(Dataset entries on figures)
------------------------------------
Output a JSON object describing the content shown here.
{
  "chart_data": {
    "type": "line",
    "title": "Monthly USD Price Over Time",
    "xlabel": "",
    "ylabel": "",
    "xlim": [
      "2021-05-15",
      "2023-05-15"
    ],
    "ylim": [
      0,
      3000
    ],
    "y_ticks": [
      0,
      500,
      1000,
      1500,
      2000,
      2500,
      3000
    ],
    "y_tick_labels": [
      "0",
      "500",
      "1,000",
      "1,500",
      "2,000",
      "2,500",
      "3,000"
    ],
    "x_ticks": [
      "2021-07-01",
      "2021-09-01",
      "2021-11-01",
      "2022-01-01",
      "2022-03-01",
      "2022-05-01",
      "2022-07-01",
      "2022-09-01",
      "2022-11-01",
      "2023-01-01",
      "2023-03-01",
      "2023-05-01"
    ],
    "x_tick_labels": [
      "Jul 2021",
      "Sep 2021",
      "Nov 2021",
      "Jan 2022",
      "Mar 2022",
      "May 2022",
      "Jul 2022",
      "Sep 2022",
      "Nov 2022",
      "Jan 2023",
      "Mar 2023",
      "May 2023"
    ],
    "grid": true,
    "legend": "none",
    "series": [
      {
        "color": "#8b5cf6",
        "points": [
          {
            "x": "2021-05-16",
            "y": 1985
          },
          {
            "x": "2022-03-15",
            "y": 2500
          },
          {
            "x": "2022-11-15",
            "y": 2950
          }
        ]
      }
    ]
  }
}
------------------------------------
Task details
Retype the whole listing above exactly.

Solved exercise
Output a JSON object describing the content shown here.
{
  "chart_data": {
    "type": "line",
    "title": "Monthly USD Price Over Time",
    "xlabel": "",
    "ylabel": "",
    "xlim": [
      "2021-05-15",
      "2023-05-15"
    ],
    "ylim": [
      0,
      3000
    ],
    "y_ticks": [
      0,
      500,
      1000,
      1500,
      2000,
      2500,
      3000
    ],
    "y_tick_labels": [
      "0",
      "500",
      "1,000",
      "1,500",
      "2,000",
      "2,500",
      "3,000"
    ],
    "x_ticks": [
      "2021-07-01",
      "2021-09-01",
      "2021-11-01",
      "2022-01-01",
      "2022-03-01",
      "2022-05-01",
      "2022-07-01",
      "2022-09-01",
      "2022-11-01",
      "2023-01-01",
      "2023-03-01",
      "2023-05-01"
    ],
    "x_tick_labels": [
      "Jul 2021",
      "Sep 2021",
      "Nov 2021",
      "Jan 2022",
      "Mar 2022",
      "May 2022",
      "Jul 2022",
      "Sep 2022",
      "Nov 2022",
      "Jan 2023",
      "Mar 2023",
      "May 2023"
    ],
    "grid": true,
    "legend": "none",
    "series": [
      {
        "color": "#8b5cf6",
        "points": [
          {
            "x": "2021-05-16",
            "y": 1985
          },
          {
            "x": "2022-03-15",
            "y": 2500
          },
          {
            "x": "2022-11-15",
            "y": 2950
          }
        ]
      }
    ]
  }
}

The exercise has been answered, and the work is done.